(Data extracted from a collection)
--*--

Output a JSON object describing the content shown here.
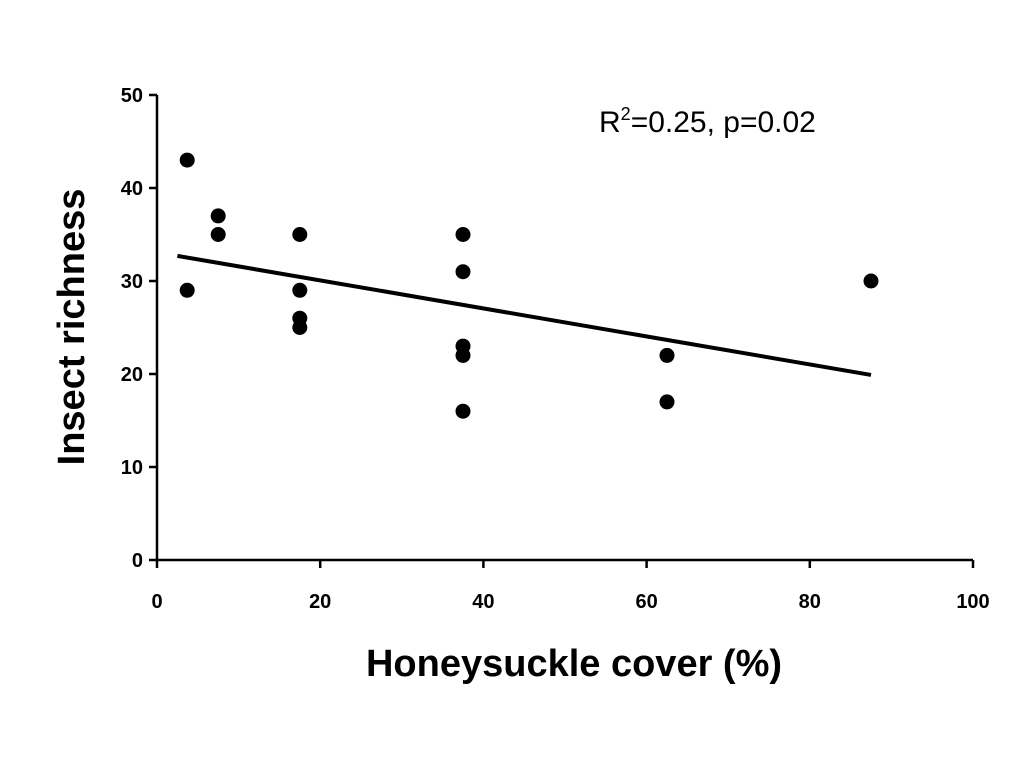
{
  "chart_data": {
    "type": "scatter",
    "title": "",
    "xlabel": "Honeysuckle cover (%)",
    "ylabel": "Insect  richness",
    "xlim": [
      0,
      100
    ],
    "ylim": [
      0,
      50
    ],
    "x_ticks": [
      0,
      20,
      40,
      60,
      80,
      100
    ],
    "y_ticks": [
      0,
      10,
      20,
      30,
      40,
      50
    ],
    "grid": false,
    "legend": "none",
    "annotation": {
      "prefix": "R",
      "superscript": "2",
      "suffix": "=0.25, p=0.02"
    },
    "series": [
      {
        "points": [
          [
            3.7,
            43
          ],
          [
            3.7,
            29
          ],
          [
            7.5,
            37
          ],
          [
            7.5,
            35
          ],
          [
            17.5,
            35
          ],
          [
            17.5,
            29
          ],
          [
            17.5,
            26
          ],
          [
            17.5,
            25
          ],
          [
            37.5,
            35
          ],
          [
            37.5,
            31
          ],
          [
            37.5,
            23
          ],
          [
            37.5,
            22
          ],
          [
            37.5,
            16
          ],
          [
            62.5,
            22
          ],
          [
            62.5,
            17
          ],
          [
            87.5,
            30
          ]
        ]
      }
    ],
    "trendline": {
      "x": [
        2.5,
        87.5
      ],
      "y": [
        32.7,
        19.9
      ]
    },
    "colors": {
      "marker": "#000000",
      "line": "#000000",
      "axis": "#000000"
    }
  }
}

--*--

The records above are to be restated exactly, without their pictures.

> _SOLUTION TO THIS EXERCISE_:
Output a JSON object describing the content shown here.
{
  "chart_data": {
    "type": "scatter",
    "title": "",
    "xlabel": "Honeysuckle cover (%)",
    "ylabel": "Insect  richness",
    "xlim": [
      0,
      100
    ],
    "ylim": [
      0,
      50
    ],
    "x_ticks": [
      0,
      20,
      40,
      60,
      80,
      100
    ],
    "y_ticks": [
      0,
      10,
      20,
      30,
      40,
      50
    ],
    "grid": false,
    "legend": "none",
    "annotation": {
      "prefix": "R",
      "superscript": "2",
      "suffix": "=0.25, p=0.02"
    },
    "series": [
      {
        "points": [
          [
            3.7,
            43
          ],
          [
            3.7,
            29
          ],
          [
            7.5,
            37
          ],
          [
            7.5,
            35
          ],
          [
            17.5,
            35
          ],
          [
            17.5,
            29
          ],
          [
            17.5,
            26
          ],
          [
            17.5,
            25
          ],
          [
            37.5,
            35
          ],
          [
            37.5,
            31
          ],
          [
            37.5,
            23
          ],
          [
            37.5,
            22
          ],
          [
            37.5,
            16
          ],
          [
            62.5,
            22
          ],
          [
            62.5,
            17
          ],
          [
            87.5,
            30
          ]
        ]
      }
    ],
    "trendline": {
      "x": [
        2.5,
        87.5
      ],
      "y": [
        32.7,
        19.9
      ]
    },
    "colors": {
      "marker": "#000000",
      "line": "#000000",
      "axis": "#000000"
    }
  }
}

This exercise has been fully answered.